━━ Exercise material

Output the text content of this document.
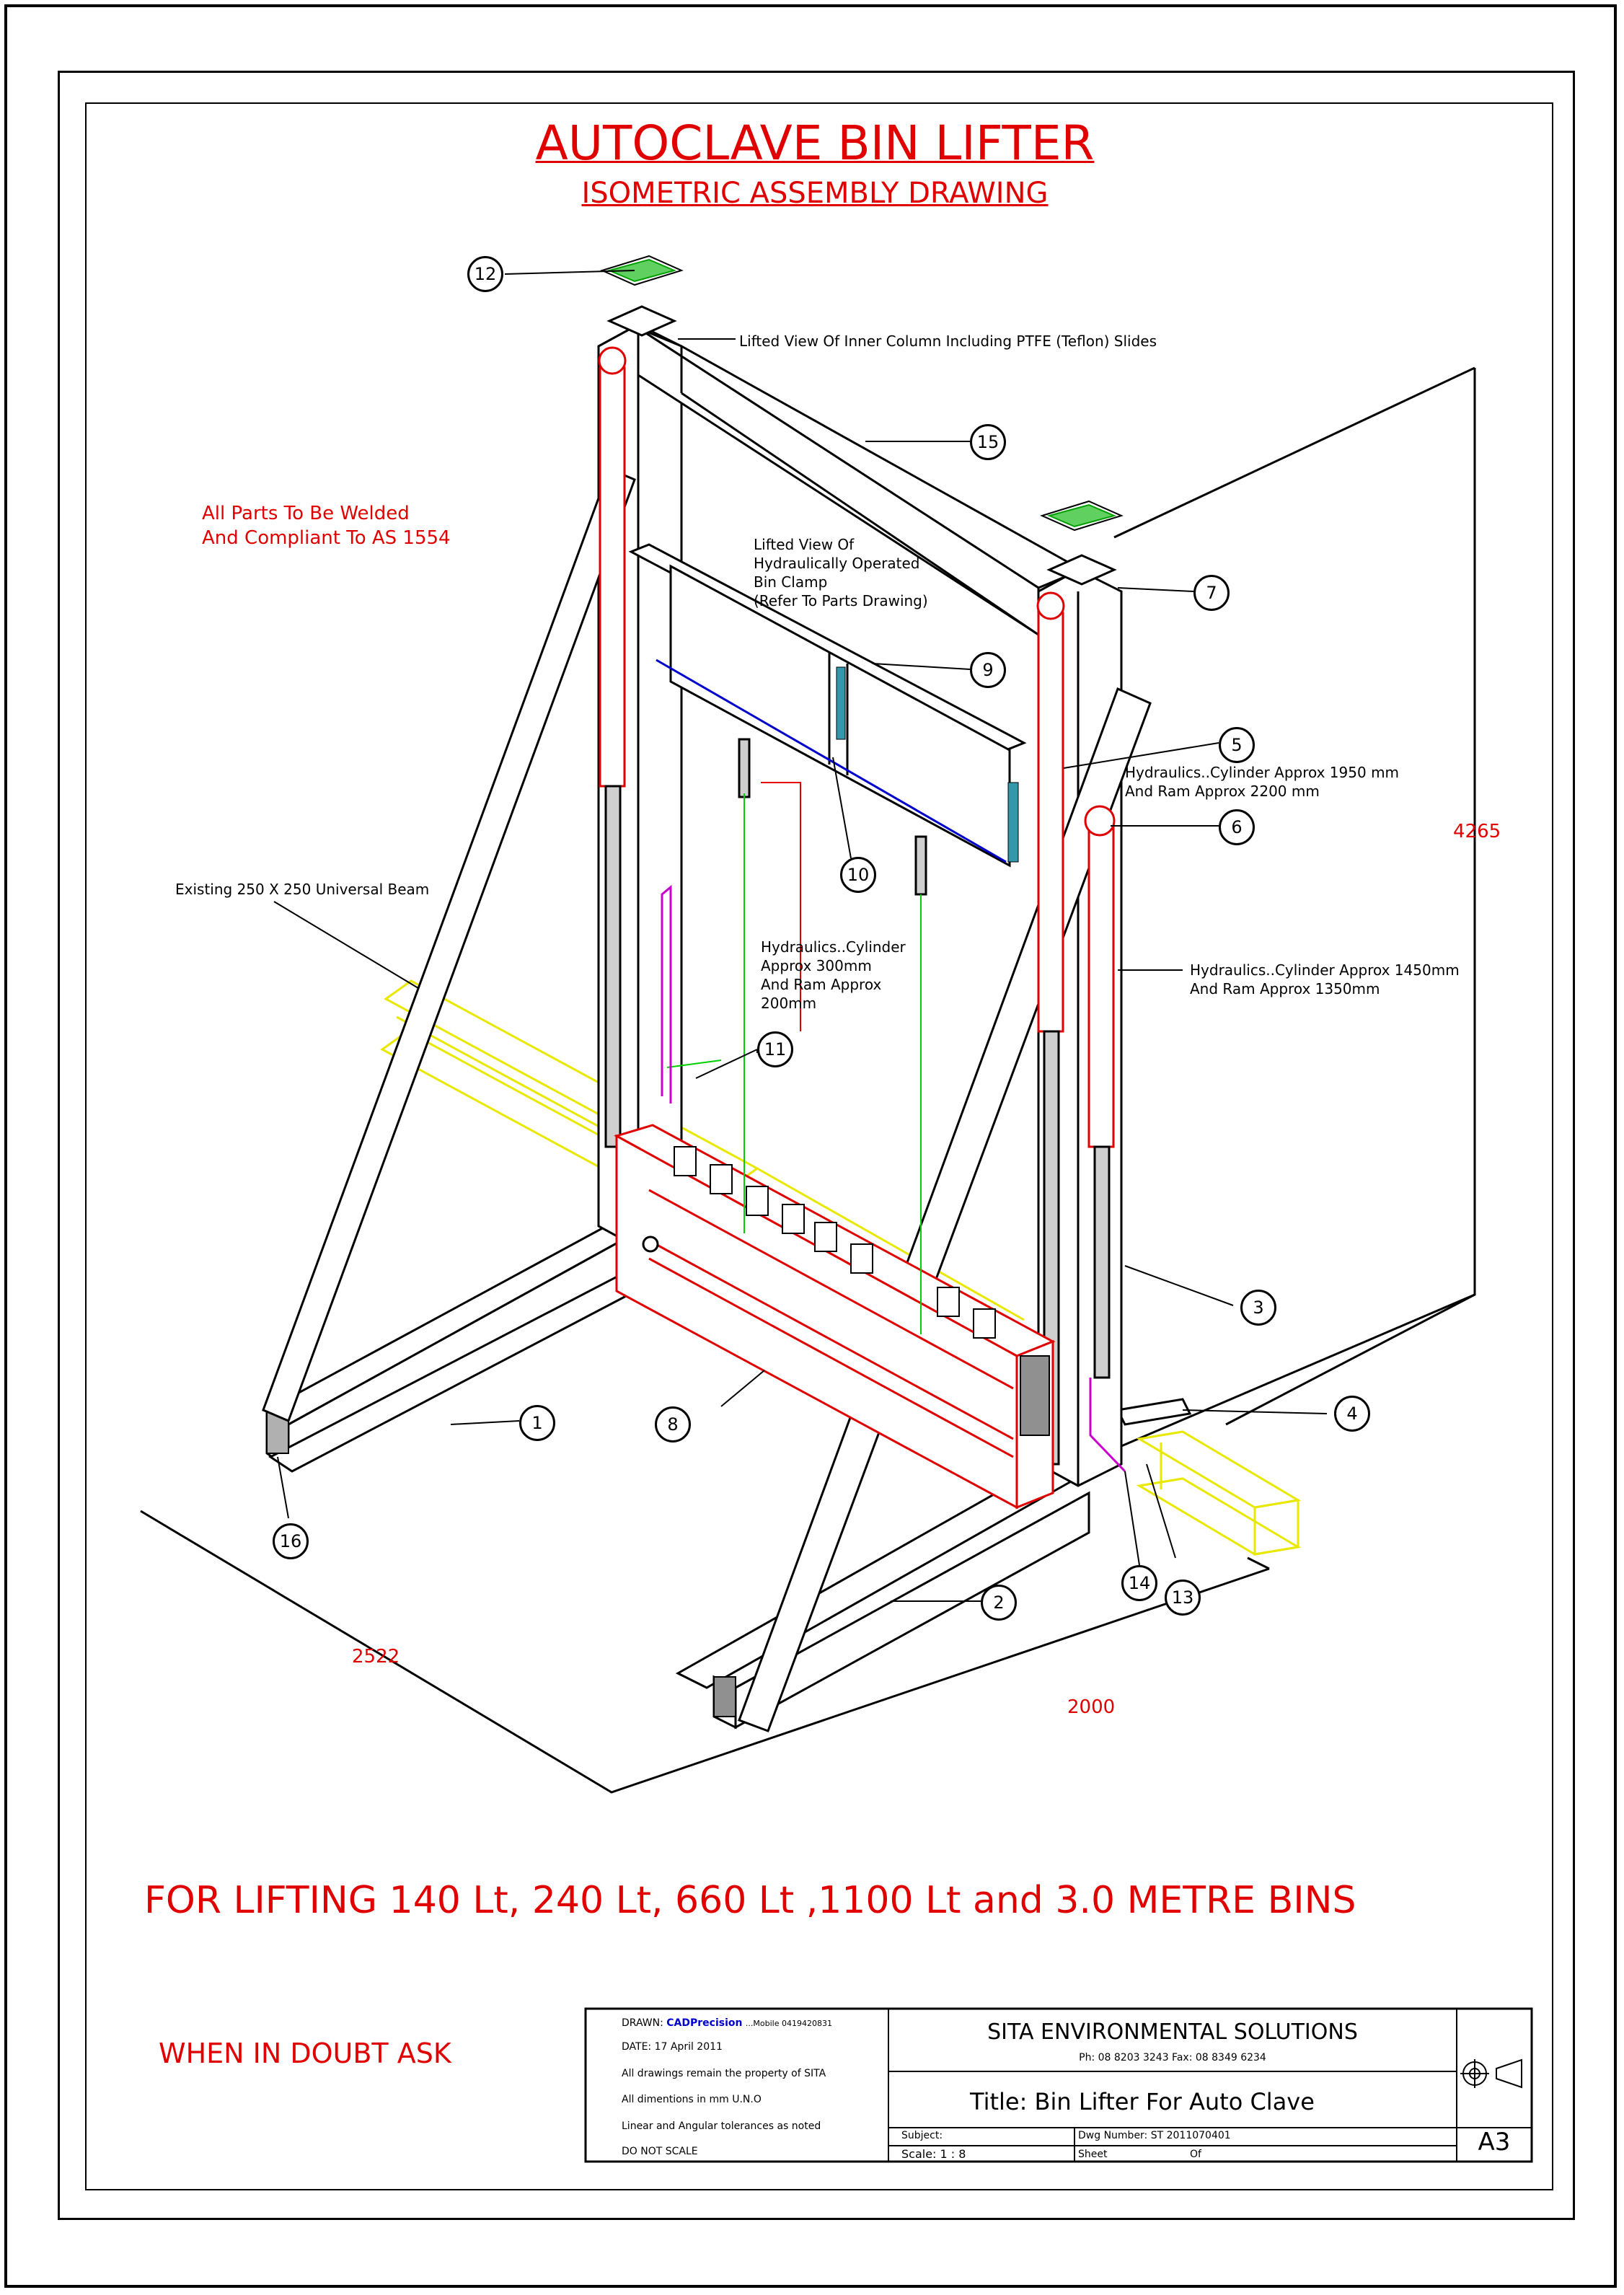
AUTOCLAVE BIN LIFTER
ISOMETRIC ASSEMBLY DRAWING
All Parts To Be Welded
And Compliant To AS 1554
Lifted View Of Inner Column Including PTFE (Teflon) Slides
Lifted View Of
Hydraulically Operated
Bin Clamp
(Refer To Parts Drawing)
Hydraulics..Cylinder Approx 1950 mm
And Ram Approx 2200 mm
Hydraulics..Cylinder Approx 1450mm
And Ram Approx 1350mm
Hydraulics..Cylinder
Approx 300mm
And Ram Approx
200mm
Existing 250 X 250 Universal Beam
4265
2522
2000
12
15
7
9
5
6
10
11
3
4
1	8
2
14
13
16
FOR LIFTING 140 Lt, 240 Lt, 660 Lt ,1100 Lt and 3.0 METRE BINS
WHEN IN DOUBT ASK
DRAWN: CADPrecision ...Mobile 0419420831
DATE: 17 April 2011
All drawings remain the property of SITA
All dimentions in mm U.N.O
Linear and Angular tolerances as noted
DO NOT SCALE
SITA ENVIRONMENTAL SOLUTIONS
Ph: 08 8203 3243 Fax: 08 8349 6234
Title: Bin Lifter For Auto Clave
Subject:	Dwg Number: ST 2011070401
Scale: 1 : 8	Sheet	Of	A3
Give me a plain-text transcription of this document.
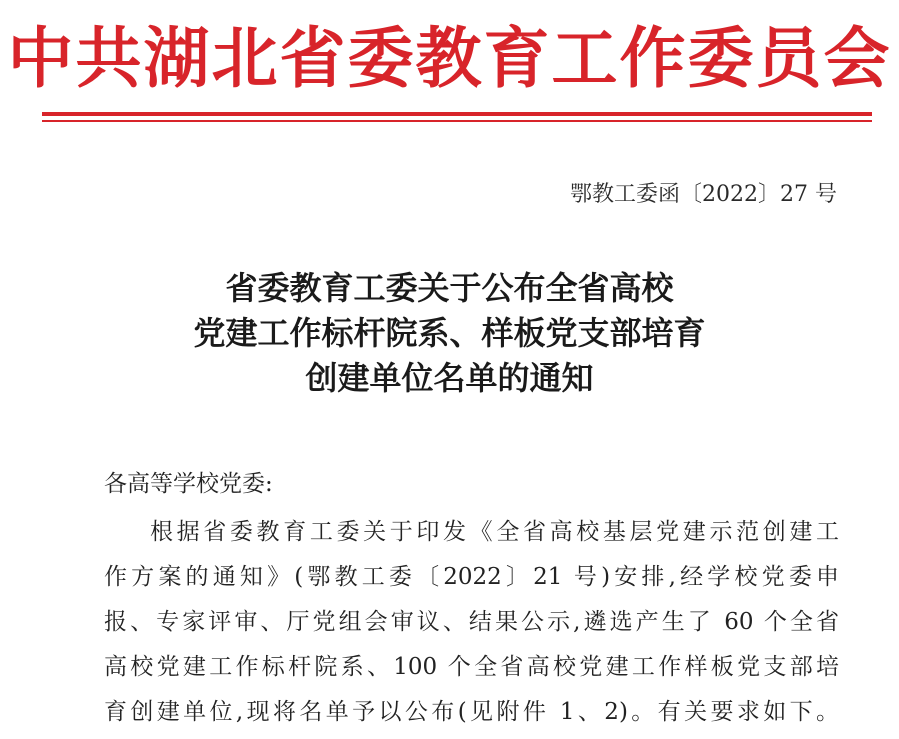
中共湖北省委教育工作委员会
鄂教工委函〔2022〕27 号
省委教育工委关于公布全省高校
党建工作标杆院系、样板党支部培育
创建单位名单的通知
各高等学校党委:
根据省委教育工委关于印发《全省高校基层党建示范创建工
作方案的通知》(鄂教工委〔2022〕21 号)安排,经学校党委申
报、专家评审、厅党组会审议、结果公示,遴选产生了 60 个全省
高校党建工作标杆院系、100 个全省高校党建工作样板党支部培
育创建单位,现将名单予以公布(见附件 1、2)。有关要求如下。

━━━━

*Short exercise*.
Each line of the material must be retyped exactly, except that images are omitted.

*The output*.
Output the text content of this document.
AUTOCLAVE BIN LIFTER
ISOMETRIC ASSEMBLY DRAWING
All Parts To Be Welded
And Compliant To AS 1554
Lifted View Of Inner Column Including PTFE (Teflon) Slides
Lifted View Of
Hydraulically Operated
Bin Clamp
(Refer To Parts Drawing)
Hydraulics..Cylinder Approx 1950 mm
And Ram Approx 2200 mm
Hydraulics..Cylinder Approx 1450mm
And Ram Approx 1350mm
Hydraulics..Cylinder
Approx 300mm
And Ram Approx
200mm
Existing 250 X 250 Universal Beam
4265
2522
2000
12
15
7
9
5
6
10
11
3
4
1	8
2
14
13
16
FOR LIFTING 140 Lt, 240 Lt, 660 Lt ,1100 Lt and 3.0 METRE BINS
WHEN IN DOUBT ASK
DRAWN: CADPrecision ...Mobile 0419420831
DATE: 17 April 2011
All drawings remain the property of SITA
All dimentions in mm U.N.O
Linear and Angular tolerances as noted
DO NOT SCALE
SITA ENVIRONMENTAL SOLUTIONS
Ph: 08 8203 3243 Fax: 08 8349 6234
Title: Bin Lifter For Auto Clave
Subject:	Dwg Number: ST 2011070401
Scale: 1 : 8	Sheet	Of	A3
Give me a plain-text transcription of this document.
中共湖北省委教育工作委员会
鄂教工委函〔2022〕27 号
省委教育工委关于公布全省高校
党建工作标杆院系、样板党支部培育
创建单位名单的通知
各高等学校党委:
根据省委教育工委关于印发《全省高校基层党建示范创建工
作方案的通知》(鄂教工委〔2022〕21 号)安排,经学校党委申
报、专家评审、厅党组会审议、结果公示,遴选产生了 60 个全省
高校党建工作标杆院系、100 个全省高校党建工作样板党支部培
育创建单位,现将名单予以公布(见附件 1、2)。有关要求如下。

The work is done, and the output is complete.